Problem to work on | Return each line that holds the word "winning".

Provided data |
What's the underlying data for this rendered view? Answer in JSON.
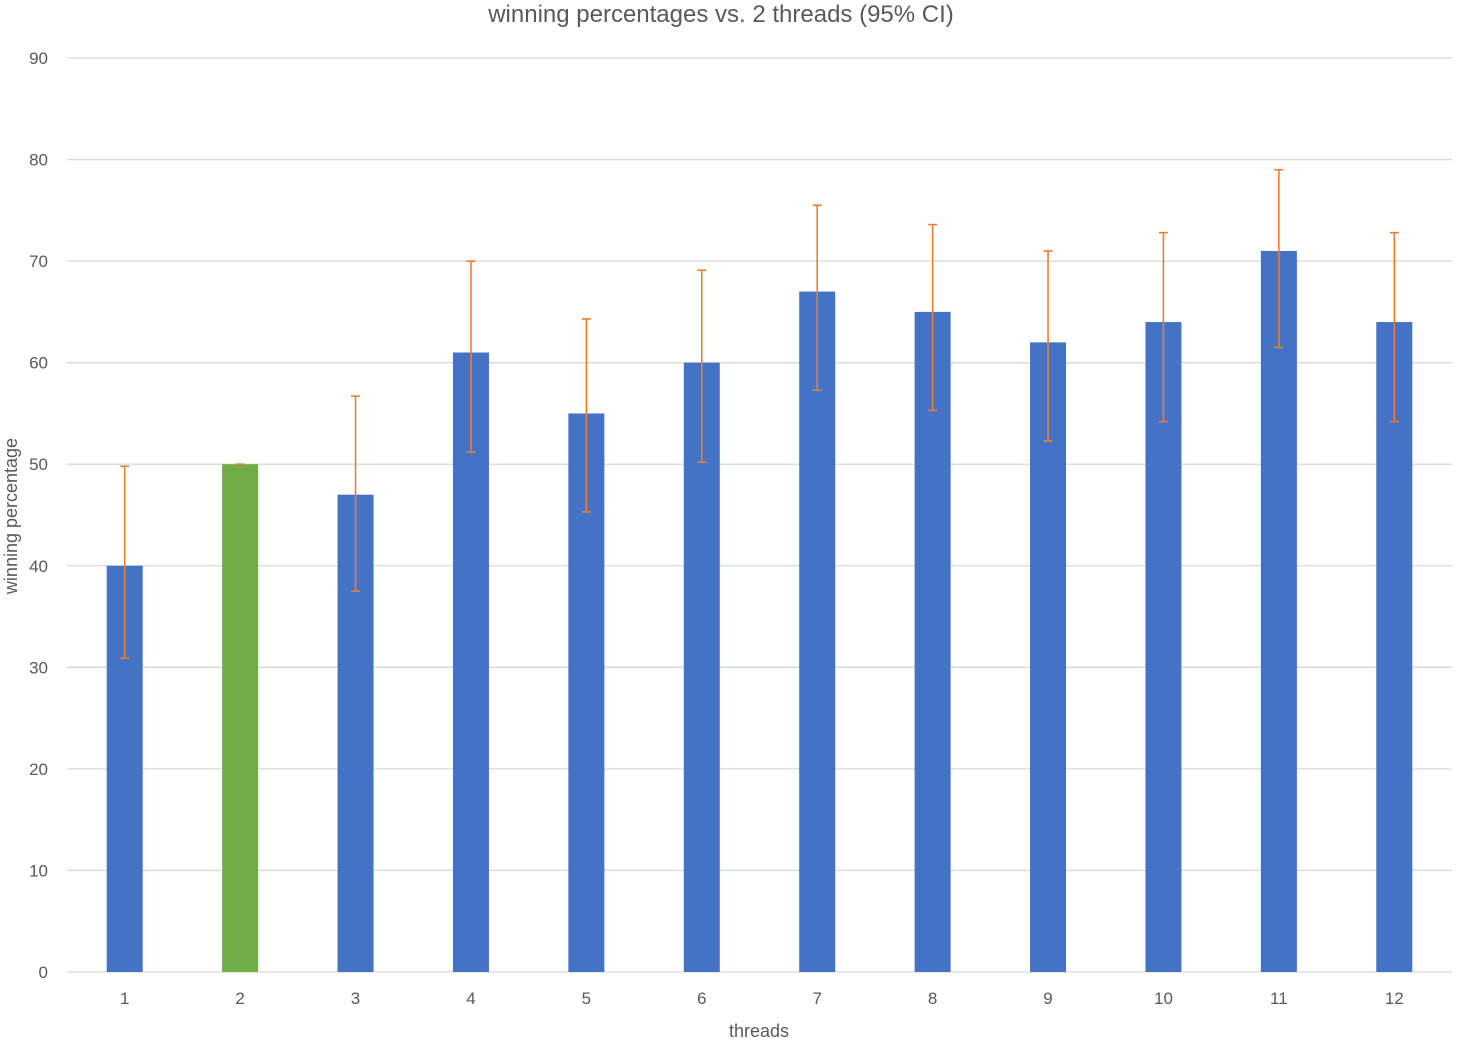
{
  "chart_data": {
    "type": "bar",
    "title": "winning percentages vs. 2 threads (95% CI)",
    "xlabel": "threads",
    "ylabel": "winning percentage",
    "categories": [
      "1",
      "2",
      "3",
      "4",
      "5",
      "6",
      "7",
      "8",
      "9",
      "10",
      "11",
      "12"
    ],
    "values": [
      40,
      50,
      47,
      61,
      55,
      60,
      67,
      65,
      62,
      64,
      71,
      64
    ],
    "ci_lower": [
      30.9,
      50,
      37.5,
      51.2,
      45.3,
      50.2,
      57.3,
      55.3,
      52.3,
      54.2,
      61.5,
      54.2
    ],
    "ci_upper": [
      49.8,
      50,
      56.7,
      70,
      64.3,
      69.1,
      75.5,
      73.6,
      71,
      72.8,
      79,
      72.8
    ],
    "highlight_category": "2",
    "ylim": [
      0,
      90
    ],
    "y_ticks": [
      0,
      10,
      20,
      30,
      40,
      50,
      60,
      70,
      80,
      90
    ],
    "grid": true,
    "legend": "none",
    "colors": {
      "bar": "#4472c4",
      "highlight": "#70ad47",
      "error_bar": "#ed7d31",
      "grid": "#d9d9d9",
      "text": "#595959"
    }
  }
}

Reply to the exercise |
    "title": "winning percentages vs. 2 threads (95% CI)",
    "ylabel": "winning percentage",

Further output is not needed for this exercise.